◆ What the exercise asks: Your task is to repeat the lines below exactly, excluding any pictures they contain.

◆ Records supplied:
----------

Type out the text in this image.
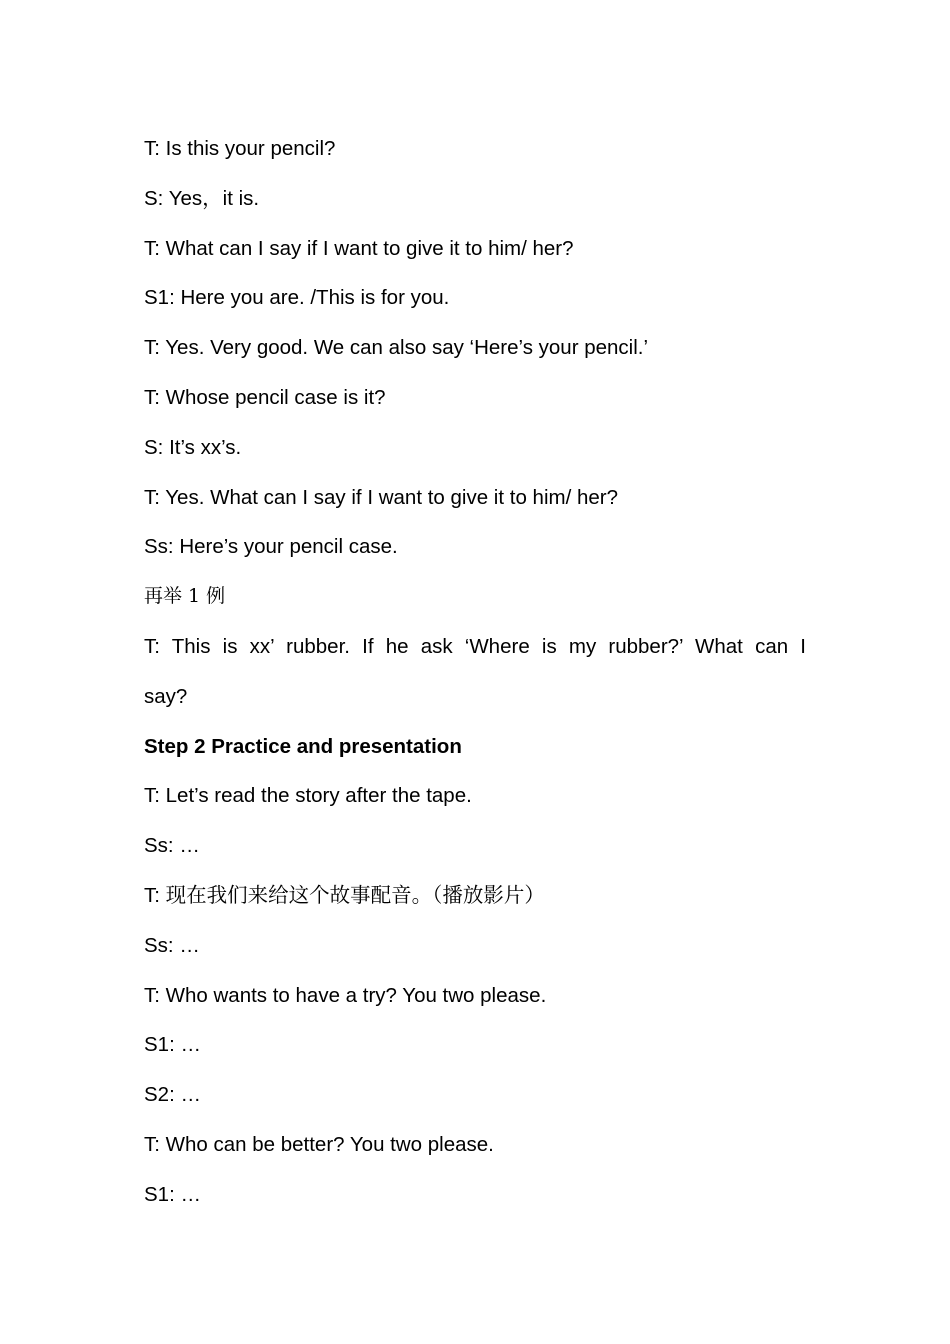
T: Is this your pencil?
S: Yes，it is.
T: What can I say if I want to give it to him/ her?
S1: Here you are. /This is for you.
T: Yes. Very good. We can also say ‘Here’s your pencil.’
T: Whose pencil case is it?
S: It’s xx’s.
T: Yes. What can I say if I want to give it to him/ her?
Ss: Here’s your pencil case.
再举 1 例
T: This is xx’ rubber. If he ask ‘Where is my rubber?’ What can I
say?
Step 2 Practice and presentation
T: Let’s read the story after the tape.
Ss: …
T: 现在我们来给这个故事配音。（播放影片）
Ss: …
T: Who wants to have a try? You two please.
S1: …
S2: …
T: Who can be better? You two please.
S1: …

----------

◆ Exercise response:
Type out the text in this image.
T: Is this your pencil?
S: Yes，it is.
T: What can I say if I want to give it to him/ her?
S1: Here you are. /This is for you.
T: Yes. Very good. We can also say ‘Here’s your pencil.’
T: Whose pencil case is it?
S: It’s xx’s.
T: Yes. What can I say if I want to give it to him/ her?
Ss: Here’s your pencil case.
再举 1 例
T: This is xx’ rubber. If he ask ‘Where is my rubber?’ What can I
say?
Step 2 Practice and presentation
T: Let’s read the story after the tape.
Ss: …
T: 现在我们来给这个故事配音。（播放影片）
Ss: …
T: Who wants to have a try? You two please.
S1: …
S2: …
T: Who can be better? You two please.
S1: …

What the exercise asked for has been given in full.